-- Short problem --
Count the lines that hold the string "акта". Reply with the number alone.

-- Information supplied --
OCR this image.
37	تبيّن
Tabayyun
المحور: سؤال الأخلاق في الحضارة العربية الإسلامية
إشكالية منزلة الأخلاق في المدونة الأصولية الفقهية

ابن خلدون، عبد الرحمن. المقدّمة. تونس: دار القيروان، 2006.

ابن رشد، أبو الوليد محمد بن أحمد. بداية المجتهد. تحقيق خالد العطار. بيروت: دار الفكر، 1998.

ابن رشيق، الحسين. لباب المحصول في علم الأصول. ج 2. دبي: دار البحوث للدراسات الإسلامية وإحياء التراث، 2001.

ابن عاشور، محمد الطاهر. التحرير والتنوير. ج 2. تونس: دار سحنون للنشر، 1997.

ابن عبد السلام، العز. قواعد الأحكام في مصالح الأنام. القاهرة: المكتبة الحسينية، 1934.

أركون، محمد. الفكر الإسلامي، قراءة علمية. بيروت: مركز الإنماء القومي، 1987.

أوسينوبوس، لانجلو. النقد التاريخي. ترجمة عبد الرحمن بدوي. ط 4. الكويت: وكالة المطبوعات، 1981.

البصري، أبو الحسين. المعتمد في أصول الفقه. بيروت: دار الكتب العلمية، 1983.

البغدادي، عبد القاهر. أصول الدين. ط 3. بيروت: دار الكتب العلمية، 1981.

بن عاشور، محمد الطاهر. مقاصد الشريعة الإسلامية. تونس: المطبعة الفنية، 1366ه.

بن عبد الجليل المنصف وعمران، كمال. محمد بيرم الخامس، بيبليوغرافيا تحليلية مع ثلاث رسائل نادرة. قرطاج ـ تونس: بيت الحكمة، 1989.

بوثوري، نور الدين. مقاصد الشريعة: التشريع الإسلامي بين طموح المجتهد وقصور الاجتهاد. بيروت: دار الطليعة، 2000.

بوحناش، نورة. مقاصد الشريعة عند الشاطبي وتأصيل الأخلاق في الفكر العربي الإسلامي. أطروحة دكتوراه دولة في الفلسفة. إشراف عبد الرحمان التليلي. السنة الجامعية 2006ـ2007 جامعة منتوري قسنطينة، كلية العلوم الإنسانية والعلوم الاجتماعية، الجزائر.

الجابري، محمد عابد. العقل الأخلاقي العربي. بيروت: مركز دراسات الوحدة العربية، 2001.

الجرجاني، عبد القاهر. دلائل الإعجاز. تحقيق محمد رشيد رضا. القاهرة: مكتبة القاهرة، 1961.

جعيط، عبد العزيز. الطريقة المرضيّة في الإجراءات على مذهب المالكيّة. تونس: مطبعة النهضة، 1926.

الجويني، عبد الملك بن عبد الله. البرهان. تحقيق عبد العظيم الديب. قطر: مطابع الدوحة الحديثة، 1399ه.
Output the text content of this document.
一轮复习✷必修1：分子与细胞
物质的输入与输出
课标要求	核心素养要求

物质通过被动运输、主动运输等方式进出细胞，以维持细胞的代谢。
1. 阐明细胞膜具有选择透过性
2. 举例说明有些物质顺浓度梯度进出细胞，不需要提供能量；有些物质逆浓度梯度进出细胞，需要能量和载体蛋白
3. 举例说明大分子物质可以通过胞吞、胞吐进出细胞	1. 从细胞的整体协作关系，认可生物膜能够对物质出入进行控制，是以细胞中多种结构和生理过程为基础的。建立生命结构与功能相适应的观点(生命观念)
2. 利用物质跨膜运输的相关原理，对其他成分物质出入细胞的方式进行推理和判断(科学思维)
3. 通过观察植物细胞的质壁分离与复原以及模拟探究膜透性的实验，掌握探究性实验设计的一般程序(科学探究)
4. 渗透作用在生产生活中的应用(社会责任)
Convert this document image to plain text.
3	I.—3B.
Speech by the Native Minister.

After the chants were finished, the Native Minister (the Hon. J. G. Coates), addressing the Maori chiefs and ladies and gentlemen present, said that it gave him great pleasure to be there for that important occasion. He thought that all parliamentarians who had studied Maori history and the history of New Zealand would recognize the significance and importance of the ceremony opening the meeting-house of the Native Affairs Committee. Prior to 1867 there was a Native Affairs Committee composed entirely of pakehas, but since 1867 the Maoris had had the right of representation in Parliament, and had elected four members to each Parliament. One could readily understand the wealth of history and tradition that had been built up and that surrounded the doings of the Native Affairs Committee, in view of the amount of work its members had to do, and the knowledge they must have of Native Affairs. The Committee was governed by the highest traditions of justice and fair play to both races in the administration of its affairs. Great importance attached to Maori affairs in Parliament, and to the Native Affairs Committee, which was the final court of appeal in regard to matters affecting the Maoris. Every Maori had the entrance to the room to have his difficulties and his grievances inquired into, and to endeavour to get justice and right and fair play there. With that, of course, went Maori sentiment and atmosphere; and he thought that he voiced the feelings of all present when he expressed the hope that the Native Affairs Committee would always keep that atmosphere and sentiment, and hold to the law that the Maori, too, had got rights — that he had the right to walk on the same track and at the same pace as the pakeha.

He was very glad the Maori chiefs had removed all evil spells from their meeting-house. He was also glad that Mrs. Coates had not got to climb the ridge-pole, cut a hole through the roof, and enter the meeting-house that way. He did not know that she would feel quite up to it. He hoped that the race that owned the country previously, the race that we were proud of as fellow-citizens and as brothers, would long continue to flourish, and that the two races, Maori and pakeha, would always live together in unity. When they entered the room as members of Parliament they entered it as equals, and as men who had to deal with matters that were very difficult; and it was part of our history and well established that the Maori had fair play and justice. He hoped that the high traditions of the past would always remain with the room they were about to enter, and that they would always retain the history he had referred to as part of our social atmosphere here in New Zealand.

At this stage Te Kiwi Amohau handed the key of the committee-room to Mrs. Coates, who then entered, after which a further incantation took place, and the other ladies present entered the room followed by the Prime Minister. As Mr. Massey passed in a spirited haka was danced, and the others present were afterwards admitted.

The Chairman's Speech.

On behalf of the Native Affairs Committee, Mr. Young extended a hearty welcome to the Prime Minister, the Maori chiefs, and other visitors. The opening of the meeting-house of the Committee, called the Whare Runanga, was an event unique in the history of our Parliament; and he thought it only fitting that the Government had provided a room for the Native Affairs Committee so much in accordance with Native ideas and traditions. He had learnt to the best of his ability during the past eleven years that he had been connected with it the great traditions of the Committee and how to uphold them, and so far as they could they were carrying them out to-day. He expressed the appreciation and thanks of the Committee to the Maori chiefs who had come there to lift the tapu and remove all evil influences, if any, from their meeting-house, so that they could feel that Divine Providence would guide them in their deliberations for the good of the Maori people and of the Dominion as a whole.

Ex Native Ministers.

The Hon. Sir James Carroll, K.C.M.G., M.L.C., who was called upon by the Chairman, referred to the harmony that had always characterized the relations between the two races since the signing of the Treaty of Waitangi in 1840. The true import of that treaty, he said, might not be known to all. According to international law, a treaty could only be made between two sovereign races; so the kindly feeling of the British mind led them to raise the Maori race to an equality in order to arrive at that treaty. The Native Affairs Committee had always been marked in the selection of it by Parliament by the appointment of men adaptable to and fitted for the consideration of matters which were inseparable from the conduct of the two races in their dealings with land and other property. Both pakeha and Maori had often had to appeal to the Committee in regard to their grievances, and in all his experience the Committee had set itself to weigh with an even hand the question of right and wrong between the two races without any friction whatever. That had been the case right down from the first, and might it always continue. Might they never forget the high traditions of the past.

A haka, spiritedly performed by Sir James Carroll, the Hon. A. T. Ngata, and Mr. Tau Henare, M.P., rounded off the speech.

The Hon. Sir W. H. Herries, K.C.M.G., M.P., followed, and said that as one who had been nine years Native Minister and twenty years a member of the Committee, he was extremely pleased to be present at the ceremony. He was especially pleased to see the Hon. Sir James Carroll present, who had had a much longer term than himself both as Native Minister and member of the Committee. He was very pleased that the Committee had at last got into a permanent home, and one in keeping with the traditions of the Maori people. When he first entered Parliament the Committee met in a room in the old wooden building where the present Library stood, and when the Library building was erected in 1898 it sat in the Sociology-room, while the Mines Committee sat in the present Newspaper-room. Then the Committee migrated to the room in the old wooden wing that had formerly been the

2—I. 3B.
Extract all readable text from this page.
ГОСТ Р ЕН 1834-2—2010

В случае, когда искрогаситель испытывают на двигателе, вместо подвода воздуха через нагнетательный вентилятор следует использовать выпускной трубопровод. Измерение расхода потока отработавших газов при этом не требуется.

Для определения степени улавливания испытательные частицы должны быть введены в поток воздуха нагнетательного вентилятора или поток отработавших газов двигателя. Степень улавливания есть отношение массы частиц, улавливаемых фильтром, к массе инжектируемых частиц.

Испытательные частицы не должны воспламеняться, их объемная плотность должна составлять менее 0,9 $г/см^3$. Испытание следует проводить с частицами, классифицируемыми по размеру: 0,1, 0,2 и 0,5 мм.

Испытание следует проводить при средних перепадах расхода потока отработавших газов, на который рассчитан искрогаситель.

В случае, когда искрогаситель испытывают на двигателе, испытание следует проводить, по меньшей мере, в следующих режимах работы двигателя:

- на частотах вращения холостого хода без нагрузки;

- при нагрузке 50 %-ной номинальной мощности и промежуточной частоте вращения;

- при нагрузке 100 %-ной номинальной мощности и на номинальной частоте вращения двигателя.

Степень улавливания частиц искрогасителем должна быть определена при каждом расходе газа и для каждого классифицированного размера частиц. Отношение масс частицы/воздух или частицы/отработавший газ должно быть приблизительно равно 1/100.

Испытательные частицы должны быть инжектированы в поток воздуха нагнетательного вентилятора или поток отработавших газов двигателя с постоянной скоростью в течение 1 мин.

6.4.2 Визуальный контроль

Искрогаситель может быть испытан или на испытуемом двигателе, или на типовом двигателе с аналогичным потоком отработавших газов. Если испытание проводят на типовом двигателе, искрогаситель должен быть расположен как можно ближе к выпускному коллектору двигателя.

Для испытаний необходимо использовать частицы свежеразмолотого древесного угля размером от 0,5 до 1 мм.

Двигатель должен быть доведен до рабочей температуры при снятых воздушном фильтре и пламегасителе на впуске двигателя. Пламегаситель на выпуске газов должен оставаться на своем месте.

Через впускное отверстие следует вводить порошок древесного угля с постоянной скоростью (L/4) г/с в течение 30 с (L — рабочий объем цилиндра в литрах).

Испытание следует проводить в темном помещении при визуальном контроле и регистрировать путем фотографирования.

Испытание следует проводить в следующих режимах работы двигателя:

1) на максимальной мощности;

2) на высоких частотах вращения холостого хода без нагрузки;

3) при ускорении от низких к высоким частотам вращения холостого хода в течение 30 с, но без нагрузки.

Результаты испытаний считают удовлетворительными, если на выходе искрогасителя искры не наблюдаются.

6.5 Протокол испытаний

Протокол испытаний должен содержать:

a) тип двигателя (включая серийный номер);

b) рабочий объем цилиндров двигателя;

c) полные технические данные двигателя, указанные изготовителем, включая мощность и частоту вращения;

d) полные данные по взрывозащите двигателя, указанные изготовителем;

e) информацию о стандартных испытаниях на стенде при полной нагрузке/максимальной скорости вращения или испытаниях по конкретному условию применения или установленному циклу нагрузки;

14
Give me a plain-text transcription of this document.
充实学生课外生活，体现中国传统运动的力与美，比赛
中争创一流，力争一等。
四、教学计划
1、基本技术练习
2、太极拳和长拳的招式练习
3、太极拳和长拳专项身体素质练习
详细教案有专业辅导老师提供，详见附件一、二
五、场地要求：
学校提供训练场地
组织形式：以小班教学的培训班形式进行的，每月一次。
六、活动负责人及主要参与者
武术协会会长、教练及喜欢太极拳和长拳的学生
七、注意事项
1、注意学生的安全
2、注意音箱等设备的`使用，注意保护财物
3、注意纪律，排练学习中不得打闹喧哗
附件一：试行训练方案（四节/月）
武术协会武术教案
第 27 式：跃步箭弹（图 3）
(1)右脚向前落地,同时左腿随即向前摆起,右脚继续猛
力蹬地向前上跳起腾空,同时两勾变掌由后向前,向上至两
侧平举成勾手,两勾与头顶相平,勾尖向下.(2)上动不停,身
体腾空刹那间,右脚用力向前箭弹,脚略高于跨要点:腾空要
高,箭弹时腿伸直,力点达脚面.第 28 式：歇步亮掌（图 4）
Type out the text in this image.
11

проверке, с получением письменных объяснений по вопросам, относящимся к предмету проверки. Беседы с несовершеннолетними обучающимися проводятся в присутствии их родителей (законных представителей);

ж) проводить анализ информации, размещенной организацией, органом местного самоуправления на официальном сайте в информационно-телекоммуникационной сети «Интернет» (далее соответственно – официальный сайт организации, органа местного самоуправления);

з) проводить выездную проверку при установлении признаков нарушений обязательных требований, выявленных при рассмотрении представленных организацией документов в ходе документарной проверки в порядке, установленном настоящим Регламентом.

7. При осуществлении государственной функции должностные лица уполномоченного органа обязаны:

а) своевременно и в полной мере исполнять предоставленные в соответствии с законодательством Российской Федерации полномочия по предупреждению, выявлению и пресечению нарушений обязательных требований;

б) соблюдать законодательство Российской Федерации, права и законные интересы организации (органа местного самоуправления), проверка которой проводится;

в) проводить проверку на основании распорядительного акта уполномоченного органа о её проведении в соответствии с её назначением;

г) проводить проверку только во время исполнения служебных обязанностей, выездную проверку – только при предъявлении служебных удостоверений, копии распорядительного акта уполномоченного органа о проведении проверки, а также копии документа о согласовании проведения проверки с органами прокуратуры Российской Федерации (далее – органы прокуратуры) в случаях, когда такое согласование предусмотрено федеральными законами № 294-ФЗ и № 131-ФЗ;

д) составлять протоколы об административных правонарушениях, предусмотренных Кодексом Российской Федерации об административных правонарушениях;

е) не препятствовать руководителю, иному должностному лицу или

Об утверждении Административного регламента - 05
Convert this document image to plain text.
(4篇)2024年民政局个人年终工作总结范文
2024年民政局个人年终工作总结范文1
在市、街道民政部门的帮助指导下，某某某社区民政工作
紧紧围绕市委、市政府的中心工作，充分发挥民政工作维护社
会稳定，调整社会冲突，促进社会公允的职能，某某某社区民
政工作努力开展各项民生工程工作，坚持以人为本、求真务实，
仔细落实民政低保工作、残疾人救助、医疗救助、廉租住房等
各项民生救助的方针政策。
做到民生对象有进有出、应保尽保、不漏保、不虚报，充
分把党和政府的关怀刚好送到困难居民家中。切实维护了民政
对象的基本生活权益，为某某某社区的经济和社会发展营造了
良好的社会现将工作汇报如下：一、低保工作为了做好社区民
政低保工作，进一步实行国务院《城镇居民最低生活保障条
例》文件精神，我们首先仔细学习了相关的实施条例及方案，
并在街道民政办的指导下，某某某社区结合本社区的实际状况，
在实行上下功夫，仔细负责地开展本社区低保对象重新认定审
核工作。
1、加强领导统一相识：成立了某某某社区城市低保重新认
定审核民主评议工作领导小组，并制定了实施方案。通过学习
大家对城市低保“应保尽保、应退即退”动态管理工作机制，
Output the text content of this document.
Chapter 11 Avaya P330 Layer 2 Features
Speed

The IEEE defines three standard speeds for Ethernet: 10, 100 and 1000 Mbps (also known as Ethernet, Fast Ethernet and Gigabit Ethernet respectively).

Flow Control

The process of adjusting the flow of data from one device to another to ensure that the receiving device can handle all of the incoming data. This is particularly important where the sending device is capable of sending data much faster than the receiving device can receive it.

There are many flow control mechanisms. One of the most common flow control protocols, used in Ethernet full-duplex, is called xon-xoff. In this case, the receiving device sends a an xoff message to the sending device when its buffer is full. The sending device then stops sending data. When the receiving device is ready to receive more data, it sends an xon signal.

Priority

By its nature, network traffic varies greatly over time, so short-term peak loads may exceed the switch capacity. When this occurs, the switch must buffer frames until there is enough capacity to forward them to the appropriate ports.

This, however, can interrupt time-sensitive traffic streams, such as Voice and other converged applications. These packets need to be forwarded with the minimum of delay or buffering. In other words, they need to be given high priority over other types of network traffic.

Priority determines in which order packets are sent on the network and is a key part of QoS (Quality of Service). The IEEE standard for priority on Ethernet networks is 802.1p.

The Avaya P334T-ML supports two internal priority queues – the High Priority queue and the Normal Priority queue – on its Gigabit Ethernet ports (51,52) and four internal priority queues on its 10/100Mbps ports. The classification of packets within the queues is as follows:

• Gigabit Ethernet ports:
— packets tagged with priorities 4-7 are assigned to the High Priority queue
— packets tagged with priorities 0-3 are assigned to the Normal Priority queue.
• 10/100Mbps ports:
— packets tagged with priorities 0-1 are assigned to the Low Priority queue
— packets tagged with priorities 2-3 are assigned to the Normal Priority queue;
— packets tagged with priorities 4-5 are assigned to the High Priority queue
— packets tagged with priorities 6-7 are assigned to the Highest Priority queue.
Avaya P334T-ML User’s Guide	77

-- Answer to the task --
2